Task statement: Exactly repeat the full listing that follows.

Source records:

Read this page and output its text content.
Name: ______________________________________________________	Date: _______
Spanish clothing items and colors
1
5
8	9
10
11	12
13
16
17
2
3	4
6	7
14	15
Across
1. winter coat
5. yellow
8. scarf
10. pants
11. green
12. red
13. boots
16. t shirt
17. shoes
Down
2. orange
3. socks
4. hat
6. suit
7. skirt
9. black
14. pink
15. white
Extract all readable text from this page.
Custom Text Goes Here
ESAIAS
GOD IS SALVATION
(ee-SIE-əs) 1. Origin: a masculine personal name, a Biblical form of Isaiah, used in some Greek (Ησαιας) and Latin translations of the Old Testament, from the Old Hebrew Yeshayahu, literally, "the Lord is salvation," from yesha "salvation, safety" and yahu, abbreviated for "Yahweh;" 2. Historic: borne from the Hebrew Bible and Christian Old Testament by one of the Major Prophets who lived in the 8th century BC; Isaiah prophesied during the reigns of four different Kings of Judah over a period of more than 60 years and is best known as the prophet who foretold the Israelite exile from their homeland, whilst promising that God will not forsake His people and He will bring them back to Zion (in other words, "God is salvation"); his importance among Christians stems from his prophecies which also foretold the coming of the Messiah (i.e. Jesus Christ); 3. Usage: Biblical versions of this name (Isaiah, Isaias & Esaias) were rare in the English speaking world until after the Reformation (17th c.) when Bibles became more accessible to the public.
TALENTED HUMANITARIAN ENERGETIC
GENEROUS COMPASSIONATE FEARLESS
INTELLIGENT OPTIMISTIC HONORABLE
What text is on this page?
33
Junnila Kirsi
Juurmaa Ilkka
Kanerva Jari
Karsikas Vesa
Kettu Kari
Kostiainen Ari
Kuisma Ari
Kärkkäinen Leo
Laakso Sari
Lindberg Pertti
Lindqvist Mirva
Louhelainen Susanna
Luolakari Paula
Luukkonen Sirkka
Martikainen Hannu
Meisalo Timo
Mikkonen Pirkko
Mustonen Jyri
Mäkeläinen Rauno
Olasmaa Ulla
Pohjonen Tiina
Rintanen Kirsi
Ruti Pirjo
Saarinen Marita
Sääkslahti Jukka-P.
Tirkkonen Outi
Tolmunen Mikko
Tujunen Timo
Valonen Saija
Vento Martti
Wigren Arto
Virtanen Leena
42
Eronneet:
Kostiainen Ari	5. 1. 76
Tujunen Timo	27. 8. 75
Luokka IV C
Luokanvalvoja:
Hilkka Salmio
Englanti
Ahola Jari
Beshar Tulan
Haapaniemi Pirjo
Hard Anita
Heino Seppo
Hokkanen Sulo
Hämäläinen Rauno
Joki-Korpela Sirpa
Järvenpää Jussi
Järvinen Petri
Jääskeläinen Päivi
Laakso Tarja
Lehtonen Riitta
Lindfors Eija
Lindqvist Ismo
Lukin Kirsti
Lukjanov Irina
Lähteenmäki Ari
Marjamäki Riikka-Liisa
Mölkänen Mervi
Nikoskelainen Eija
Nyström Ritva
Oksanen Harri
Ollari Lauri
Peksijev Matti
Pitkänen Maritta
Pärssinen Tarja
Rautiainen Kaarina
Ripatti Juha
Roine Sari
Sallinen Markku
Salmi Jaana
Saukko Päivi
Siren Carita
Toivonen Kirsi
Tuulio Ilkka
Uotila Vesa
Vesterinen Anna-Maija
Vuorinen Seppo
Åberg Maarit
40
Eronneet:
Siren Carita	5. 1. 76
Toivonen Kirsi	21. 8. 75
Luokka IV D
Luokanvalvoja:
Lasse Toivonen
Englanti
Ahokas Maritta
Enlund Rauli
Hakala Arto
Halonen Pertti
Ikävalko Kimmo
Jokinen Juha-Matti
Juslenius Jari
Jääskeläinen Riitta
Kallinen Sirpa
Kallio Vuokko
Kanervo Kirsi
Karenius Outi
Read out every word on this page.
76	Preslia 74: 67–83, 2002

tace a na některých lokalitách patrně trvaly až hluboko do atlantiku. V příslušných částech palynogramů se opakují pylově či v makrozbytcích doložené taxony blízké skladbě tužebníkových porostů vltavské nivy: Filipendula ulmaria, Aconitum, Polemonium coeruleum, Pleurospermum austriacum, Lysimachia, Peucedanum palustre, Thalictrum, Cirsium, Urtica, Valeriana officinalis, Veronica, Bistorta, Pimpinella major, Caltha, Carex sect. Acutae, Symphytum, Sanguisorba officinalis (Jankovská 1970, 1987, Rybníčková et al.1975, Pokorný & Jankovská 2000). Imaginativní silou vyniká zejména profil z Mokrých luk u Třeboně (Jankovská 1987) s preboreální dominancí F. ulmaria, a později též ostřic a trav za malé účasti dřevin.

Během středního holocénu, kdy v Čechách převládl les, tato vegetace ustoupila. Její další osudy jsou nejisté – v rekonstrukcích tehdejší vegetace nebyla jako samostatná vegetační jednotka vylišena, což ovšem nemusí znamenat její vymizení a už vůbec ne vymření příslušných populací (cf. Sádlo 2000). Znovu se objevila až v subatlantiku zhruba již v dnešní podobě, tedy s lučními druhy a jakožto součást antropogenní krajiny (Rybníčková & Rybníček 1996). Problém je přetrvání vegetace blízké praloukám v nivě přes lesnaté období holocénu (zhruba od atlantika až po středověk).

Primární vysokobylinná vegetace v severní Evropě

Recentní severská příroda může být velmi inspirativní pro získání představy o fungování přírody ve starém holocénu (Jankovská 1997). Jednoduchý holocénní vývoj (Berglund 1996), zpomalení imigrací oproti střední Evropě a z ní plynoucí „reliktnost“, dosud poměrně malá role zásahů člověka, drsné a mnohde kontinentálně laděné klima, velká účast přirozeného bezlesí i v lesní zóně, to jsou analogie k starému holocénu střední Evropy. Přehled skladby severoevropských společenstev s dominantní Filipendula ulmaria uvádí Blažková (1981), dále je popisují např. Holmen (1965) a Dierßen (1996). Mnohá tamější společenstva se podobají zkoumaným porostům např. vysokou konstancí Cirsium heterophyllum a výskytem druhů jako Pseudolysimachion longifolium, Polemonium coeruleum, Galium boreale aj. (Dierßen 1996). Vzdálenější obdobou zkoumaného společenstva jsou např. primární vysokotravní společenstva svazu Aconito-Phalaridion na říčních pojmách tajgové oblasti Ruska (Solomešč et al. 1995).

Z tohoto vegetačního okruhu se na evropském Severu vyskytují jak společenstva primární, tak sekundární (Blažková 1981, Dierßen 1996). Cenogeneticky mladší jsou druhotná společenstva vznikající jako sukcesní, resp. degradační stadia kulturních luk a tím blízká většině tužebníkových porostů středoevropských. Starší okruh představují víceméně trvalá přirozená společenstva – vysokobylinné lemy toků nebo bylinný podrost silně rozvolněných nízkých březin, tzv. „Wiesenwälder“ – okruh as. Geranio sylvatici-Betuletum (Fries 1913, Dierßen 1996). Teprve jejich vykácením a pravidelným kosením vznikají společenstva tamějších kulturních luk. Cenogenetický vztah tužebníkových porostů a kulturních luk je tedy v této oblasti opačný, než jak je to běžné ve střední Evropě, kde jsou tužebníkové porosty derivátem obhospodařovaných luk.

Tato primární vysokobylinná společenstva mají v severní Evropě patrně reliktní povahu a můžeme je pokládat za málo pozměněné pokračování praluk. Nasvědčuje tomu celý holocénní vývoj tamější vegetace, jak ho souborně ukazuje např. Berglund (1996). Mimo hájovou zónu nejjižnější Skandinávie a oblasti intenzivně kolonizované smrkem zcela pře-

In response:
Read this page and output its text content.
Name: ______________________________________________________	Date: _______
Spanish clothing items and colors
1
5
8	9
10
11	12
13
16
17
2
3	4
6	7
14	15
Across
1. winter coat
5. yellow
8. scarf
10. pants
11. green
12. red
13. boots
16. t shirt
17. shoes
Down
2. orange
3. socks
4. hat
6. suit
7. skirt
9. black
14. pink
15. white
Extract all readable text from this page.
Custom Text Goes Here
ESAIAS
GOD IS SALVATION
(ee-SIE-əs) 1. Origin: a masculine personal name, a Biblical form of Isaiah, used in some Greek (Ησαιας) and Latin translations of the Old Testament, from the Old Hebrew Yeshayahu, literally, "the Lord is salvation," from yesha "salvation, safety" and yahu, abbreviated for "Yahweh;" 2. Historic: borne from the Hebrew Bible and Christian Old Testament by one of the Major Prophets who lived in the 8th century BC; Isaiah prophesied during the reigns of four different Kings of Judah over a period of more than 60 years and is best known as the prophet who foretold the Israelite exile from their homeland, whilst promising that God will not forsake His people and He will bring them back to Zion (in other words, "God is salvation"); his importance among Christians stems from his prophecies which also foretold the coming of the Messiah (i.e. Jesus Christ); 3. Usage: Biblical versions of this name (Isaiah, Isaias & Esaias) were rare in the English speaking world until after the Reformation (17th c.) when Bibles became more accessible to the public.
TALENTED HUMANITARIAN ENERGETIC
GENEROUS COMPASSIONATE FEARLESS
INTELLIGENT OPTIMISTIC HONORABLE
What text is on this page?
33
Junnila Kirsi
Juurmaa Ilkka
Kanerva Jari
Karsikas Vesa
Kettu Kari
Kostiainen Ari
Kuisma Ari
Kärkkäinen Leo
Laakso Sari
Lindberg Pertti
Lindqvist Mirva
Louhelainen Susanna
Luolakari Paula
Luukkonen Sirkka
Martikainen Hannu
Meisalo Timo
Mikkonen Pirkko
Mustonen Jyri
Mäkeläinen Rauno
Olasmaa Ulla
Pohjonen Tiina
Rintanen Kirsi
Ruti Pirjo
Saarinen Marita
Sääkslahti Jukka-P.
Tirkkonen Outi
Tolmunen Mikko
Tujunen Timo
Valonen Saija
Vento Martti
Wigren Arto
Virtanen Leena
42
Eronneet:
Kostiainen Ari	5. 1. 76
Tujunen Timo	27. 8. 75
Luokka IV C
Luokanvalvoja:
Hilkka Salmio
Englanti
Ahola Jari
Beshar Tulan
Haapaniemi Pirjo
Hard Anita
Heino Seppo
Hokkanen Sulo
Hämäläinen Rauno
Joki-Korpela Sirpa
Järvenpää Jussi
Järvinen Petri
Jääskeläinen Päivi
Laakso Tarja
Lehtonen Riitta
Lindfors Eija
Lindqvist Ismo
Lukin Kirsti
Lukjanov Irina
Lähteenmäki Ari
Marjamäki Riikka-Liisa
Mölkänen Mervi
Nikoskelainen Eija
Nyström Ritva
Oksanen Harri
Ollari Lauri
Peksijev Matti
Pitkänen Maritta
Pärssinen Tarja
Rautiainen Kaarina
Ripatti Juha
Roine Sari
Sallinen Markku
Salmi Jaana
Saukko Päivi
Siren Carita
Toivonen Kirsi
Tuulio Ilkka
Uotila Vesa
Vesterinen Anna-Maija
Vuorinen Seppo
Åberg Maarit
40
Eronneet:
Siren Carita	5. 1. 76
Toivonen Kirsi	21. 8. 75
Luokka IV D
Luokanvalvoja:
Lasse Toivonen
Englanti
Ahokas Maritta
Enlund Rauli
Hakala Arto
Halonen Pertti
Ikävalko Kimmo
Jokinen Juha-Matti
Juslenius Jari
Jääskeläinen Riitta
Kallinen Sirpa
Kallio Vuokko
Kanervo Kirsi
Karenius Outi
Read out every word on this page.
76	Preslia 74: 67–83, 2002

tace a na některých lokalitách patrně trvaly až hluboko do atlantiku. V příslušných částech palynogramů se opakují pylově či v makrozbytcích doložené taxony blízké skladbě tužebníkových porostů vltavské nivy: Filipendula ulmaria, Aconitum, Polemonium coeruleum, Pleurospermum austriacum, Lysimachia, Peucedanum palustre, Thalictrum, Cirsium, Urtica, Valeriana officinalis, Veronica, Bistorta, Pimpinella major, Caltha, Carex sect. Acutae, Symphytum, Sanguisorba officinalis (Jankovská 1970, 1987, Rybníčková et al.1975, Pokorný & Jankovská 2000). Imaginativní silou vyniká zejména profil z Mokrých luk u Třeboně (Jankovská 1987) s preboreální dominancí F. ulmaria, a později též ostřic a trav za malé účasti dřevin.

Během středního holocénu, kdy v Čechách převládl les, tato vegetace ustoupila. Její další osudy jsou nejisté – v rekonstrukcích tehdejší vegetace nebyla jako samostatná vegetační jednotka vylišena, což ovšem nemusí znamenat její vymizení a už vůbec ne vymření příslušných populací (cf. Sádlo 2000). Znovu se objevila až v subatlantiku zhruba již v dnešní podobě, tedy s lučními druhy a jakožto součást antropogenní krajiny (Rybníčková & Rybníček 1996). Problém je přetrvání vegetace blízké praloukám v nivě přes lesnaté období holocénu (zhruba od atlantika až po středověk).

Primární vysokobylinná vegetace v severní Evropě

Recentní severská příroda může být velmi inspirativní pro získání představy o fungování přírody ve starém holocénu (Jankovská 1997). Jednoduchý holocénní vývoj (Berglund 1996), zpomalení imigrací oproti střední Evropě a z ní plynoucí „reliktnost“, dosud poměrně malá role zásahů člověka, drsné a mnohde kontinentálně laděné klima, velká účast přirozeného bezlesí i v lesní zóně, to jsou analogie k starému holocénu střední Evropy. Přehled skladby severoevropských společenstev s dominantní Filipendula ulmaria uvádí Blažková (1981), dále je popisují např. Holmen (1965) a Dierßen (1996). Mnohá tamější společenstva se podobají zkoumaným porostům např. vysokou konstancí Cirsium heterophyllum a výskytem druhů jako Pseudolysimachion longifolium, Polemonium coeruleum, Galium boreale aj. (Dierßen 1996). Vzdálenější obdobou zkoumaného společenstva jsou např. primární vysokotravní společenstva svazu Aconito-Phalaridion na říčních pojmách tajgové oblasti Ruska (Solomešč et al. 1995).

Z tohoto vegetačního okruhu se na evropském Severu vyskytují jak společenstva primární, tak sekundární (Blažková 1981, Dierßen 1996). Cenogeneticky mladší jsou druhotná společenstva vznikající jako sukcesní, resp. degradační stadia kulturních luk a tím blízká většině tužebníkových porostů středoevropských. Starší okruh představují víceméně trvalá přirozená společenstva – vysokobylinné lemy toků nebo bylinný podrost silně rozvolněných nízkých březin, tzv. „Wiesenwälder“ – okruh as. Geranio sylvatici-Betuletum (Fries 1913, Dierßen 1996). Teprve jejich vykácením a pravidelným kosením vznikají společenstva tamějších kulturních luk. Cenogenetický vztah tužebníkových porostů a kulturních luk je tedy v této oblasti opačný, než jak je to běžné ve střední Evropě, kde jsou tužebníkové porosty derivátem obhospodařovaných luk.

Tato primární vysokobylinná společenstva mají v severní Evropě patrně reliktní povahu a můžeme je pokládat za málo pozměněné pokračování praluk. Nasvědčuje tomu celý holocénní vývoj tamější vegetace, jak ho souborně ukazuje např. Berglund (1996). Mimo hájovou zónu nejjižnější Skandinávie a oblasti intenzivně kolonizované smrkem zcela pře-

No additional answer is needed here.